Stored dataset items

····················

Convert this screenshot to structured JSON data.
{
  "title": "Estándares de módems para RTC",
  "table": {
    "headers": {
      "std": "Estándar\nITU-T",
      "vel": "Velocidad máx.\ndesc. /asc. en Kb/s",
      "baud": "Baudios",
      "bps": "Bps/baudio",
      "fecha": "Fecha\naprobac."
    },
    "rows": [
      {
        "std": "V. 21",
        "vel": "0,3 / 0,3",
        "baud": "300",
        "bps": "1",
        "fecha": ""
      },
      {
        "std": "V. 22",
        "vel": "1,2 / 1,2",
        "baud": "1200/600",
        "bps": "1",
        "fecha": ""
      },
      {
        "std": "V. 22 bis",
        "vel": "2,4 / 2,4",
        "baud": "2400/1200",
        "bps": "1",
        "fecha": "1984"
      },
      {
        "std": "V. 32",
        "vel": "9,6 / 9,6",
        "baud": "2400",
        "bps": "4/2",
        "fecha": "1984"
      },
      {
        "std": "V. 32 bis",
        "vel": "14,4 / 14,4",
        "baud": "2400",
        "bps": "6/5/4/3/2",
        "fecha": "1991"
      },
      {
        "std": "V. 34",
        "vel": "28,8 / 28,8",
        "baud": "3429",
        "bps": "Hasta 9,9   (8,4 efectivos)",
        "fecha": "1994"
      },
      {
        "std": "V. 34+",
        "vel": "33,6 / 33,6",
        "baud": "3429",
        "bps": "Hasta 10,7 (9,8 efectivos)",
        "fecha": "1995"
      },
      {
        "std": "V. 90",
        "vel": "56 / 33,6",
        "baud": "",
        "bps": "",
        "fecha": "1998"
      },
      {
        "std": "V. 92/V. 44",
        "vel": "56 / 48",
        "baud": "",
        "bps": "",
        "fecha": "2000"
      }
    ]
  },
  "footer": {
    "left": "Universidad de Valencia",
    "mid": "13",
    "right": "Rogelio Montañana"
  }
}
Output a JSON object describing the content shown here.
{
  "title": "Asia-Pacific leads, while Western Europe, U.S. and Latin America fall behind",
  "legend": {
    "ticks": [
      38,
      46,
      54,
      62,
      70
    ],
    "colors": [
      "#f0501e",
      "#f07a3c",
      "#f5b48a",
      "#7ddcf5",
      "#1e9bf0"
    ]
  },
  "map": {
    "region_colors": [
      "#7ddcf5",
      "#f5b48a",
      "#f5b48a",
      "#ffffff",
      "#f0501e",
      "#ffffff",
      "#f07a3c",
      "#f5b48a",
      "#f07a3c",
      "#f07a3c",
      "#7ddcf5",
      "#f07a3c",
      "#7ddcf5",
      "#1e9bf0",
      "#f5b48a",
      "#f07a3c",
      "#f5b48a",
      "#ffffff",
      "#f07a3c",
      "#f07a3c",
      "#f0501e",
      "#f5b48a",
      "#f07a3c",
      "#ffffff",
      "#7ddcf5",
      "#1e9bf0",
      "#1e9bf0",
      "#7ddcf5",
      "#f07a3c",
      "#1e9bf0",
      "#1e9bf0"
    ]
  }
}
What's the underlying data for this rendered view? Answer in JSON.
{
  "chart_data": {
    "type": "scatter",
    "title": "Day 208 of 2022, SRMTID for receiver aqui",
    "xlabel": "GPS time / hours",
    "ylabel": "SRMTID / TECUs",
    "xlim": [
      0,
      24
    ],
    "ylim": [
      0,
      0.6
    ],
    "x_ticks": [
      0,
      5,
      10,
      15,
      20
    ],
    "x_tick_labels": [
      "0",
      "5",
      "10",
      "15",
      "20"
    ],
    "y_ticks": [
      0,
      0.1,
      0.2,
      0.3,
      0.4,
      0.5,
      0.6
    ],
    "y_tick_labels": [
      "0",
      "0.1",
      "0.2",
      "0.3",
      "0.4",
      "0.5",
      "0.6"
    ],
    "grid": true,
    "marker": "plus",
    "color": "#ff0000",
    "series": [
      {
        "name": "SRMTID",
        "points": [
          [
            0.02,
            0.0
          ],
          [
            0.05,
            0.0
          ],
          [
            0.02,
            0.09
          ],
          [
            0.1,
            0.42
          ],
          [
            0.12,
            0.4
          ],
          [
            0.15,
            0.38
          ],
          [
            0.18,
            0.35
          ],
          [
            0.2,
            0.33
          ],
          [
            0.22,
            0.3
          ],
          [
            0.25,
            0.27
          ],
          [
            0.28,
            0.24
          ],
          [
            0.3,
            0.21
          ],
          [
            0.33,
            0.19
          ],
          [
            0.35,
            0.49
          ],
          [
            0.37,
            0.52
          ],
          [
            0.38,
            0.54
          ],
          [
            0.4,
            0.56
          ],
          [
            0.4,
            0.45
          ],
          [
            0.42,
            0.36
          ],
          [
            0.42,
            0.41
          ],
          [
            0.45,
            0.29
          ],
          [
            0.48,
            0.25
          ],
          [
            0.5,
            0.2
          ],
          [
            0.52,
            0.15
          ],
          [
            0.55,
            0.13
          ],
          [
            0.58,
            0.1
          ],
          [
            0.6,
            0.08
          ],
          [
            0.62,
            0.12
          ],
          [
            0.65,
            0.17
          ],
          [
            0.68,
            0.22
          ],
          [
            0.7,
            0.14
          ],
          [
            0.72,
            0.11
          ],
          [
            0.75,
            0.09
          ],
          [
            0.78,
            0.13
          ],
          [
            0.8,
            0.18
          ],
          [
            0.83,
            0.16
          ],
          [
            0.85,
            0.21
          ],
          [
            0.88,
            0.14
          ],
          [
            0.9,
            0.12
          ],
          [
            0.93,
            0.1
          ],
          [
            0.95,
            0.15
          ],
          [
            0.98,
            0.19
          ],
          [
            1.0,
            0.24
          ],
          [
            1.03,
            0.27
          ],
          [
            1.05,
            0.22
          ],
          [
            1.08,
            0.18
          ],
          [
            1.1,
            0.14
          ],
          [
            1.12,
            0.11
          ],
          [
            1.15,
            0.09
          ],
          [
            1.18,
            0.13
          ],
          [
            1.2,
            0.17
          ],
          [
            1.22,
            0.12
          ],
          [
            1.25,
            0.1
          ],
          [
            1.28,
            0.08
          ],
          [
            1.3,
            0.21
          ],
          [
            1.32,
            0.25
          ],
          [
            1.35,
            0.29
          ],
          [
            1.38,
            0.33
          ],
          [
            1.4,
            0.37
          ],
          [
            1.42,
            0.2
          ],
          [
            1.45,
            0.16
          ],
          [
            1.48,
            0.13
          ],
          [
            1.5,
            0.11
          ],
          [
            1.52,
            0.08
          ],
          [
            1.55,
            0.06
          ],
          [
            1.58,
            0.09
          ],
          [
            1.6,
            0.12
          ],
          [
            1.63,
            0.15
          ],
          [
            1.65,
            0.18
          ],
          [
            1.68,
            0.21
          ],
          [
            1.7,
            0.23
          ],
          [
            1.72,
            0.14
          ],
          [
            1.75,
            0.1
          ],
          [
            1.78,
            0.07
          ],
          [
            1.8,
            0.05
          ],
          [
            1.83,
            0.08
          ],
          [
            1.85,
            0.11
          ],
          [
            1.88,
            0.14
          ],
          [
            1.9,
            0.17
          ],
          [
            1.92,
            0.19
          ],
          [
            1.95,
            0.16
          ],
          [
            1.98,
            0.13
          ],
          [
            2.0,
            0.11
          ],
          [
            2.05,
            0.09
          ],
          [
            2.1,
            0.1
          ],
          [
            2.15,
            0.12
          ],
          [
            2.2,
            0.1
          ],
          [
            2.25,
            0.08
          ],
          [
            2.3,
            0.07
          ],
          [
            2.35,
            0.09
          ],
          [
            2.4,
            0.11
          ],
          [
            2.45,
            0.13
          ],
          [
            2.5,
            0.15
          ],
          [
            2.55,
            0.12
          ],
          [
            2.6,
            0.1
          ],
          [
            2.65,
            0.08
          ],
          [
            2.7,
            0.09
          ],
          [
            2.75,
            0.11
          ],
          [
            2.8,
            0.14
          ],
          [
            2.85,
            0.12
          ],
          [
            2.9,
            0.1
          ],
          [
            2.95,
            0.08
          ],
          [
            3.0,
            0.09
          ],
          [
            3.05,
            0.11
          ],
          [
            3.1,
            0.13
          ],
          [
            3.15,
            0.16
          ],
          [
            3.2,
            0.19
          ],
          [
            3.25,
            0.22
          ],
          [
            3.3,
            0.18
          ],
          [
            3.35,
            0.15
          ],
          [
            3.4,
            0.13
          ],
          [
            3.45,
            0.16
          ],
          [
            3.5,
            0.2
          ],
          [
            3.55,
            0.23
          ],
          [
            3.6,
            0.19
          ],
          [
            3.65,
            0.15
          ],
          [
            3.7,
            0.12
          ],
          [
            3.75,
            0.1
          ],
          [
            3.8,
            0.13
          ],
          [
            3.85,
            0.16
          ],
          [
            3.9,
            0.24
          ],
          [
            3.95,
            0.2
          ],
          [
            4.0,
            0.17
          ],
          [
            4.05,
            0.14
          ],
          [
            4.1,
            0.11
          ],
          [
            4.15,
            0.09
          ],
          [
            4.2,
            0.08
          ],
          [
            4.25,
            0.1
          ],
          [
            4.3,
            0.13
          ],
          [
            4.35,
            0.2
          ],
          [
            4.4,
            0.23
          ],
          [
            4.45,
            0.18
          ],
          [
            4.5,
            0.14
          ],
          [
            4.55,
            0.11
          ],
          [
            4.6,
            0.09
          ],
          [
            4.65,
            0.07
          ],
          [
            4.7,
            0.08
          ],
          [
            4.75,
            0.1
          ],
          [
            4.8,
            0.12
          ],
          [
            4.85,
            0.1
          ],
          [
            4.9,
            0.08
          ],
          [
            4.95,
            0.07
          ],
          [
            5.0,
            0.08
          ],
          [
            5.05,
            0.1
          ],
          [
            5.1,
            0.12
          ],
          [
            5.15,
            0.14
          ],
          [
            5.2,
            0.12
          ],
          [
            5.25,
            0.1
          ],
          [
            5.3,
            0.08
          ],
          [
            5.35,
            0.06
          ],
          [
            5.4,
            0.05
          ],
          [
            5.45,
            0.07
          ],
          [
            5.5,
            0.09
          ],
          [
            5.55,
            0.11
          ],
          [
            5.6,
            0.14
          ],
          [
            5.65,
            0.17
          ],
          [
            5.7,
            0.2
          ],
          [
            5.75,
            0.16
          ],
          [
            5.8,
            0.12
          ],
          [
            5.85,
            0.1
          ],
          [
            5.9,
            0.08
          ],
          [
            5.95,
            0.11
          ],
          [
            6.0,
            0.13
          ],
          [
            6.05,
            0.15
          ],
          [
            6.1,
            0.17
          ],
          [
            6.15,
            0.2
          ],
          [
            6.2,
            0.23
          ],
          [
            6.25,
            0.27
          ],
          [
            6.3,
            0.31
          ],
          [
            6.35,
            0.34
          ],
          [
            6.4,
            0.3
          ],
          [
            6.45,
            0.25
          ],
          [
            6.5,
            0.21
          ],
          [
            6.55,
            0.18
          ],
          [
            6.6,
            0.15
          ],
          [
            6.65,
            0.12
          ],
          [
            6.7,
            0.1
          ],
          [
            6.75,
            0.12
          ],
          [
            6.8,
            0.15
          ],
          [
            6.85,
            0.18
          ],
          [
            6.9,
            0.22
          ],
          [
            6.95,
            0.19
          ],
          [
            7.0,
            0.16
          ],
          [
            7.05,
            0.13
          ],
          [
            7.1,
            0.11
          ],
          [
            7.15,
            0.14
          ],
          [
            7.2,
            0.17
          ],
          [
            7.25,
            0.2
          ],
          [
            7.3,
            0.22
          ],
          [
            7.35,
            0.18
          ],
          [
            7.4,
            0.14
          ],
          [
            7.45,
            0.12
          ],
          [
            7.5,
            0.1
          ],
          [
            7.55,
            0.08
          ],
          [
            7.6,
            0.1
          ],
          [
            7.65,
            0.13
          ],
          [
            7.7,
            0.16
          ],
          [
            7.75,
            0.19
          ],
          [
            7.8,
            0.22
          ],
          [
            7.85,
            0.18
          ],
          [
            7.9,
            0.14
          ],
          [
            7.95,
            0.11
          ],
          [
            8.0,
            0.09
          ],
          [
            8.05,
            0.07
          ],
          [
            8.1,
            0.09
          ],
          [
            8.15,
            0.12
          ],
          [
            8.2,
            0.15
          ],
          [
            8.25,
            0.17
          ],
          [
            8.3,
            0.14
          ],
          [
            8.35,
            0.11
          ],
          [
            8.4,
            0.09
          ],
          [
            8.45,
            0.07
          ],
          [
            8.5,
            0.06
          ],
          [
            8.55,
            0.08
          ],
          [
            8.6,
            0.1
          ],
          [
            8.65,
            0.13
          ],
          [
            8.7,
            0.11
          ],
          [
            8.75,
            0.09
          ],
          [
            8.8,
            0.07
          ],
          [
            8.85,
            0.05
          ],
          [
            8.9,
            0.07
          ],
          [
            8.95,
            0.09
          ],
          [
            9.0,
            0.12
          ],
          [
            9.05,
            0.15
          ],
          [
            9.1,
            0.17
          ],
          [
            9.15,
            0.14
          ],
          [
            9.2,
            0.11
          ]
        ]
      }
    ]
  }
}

····················

*Task directions:*
How many lines in the listing above contain "title"? Answer with the number alone.

*Written solution:*
3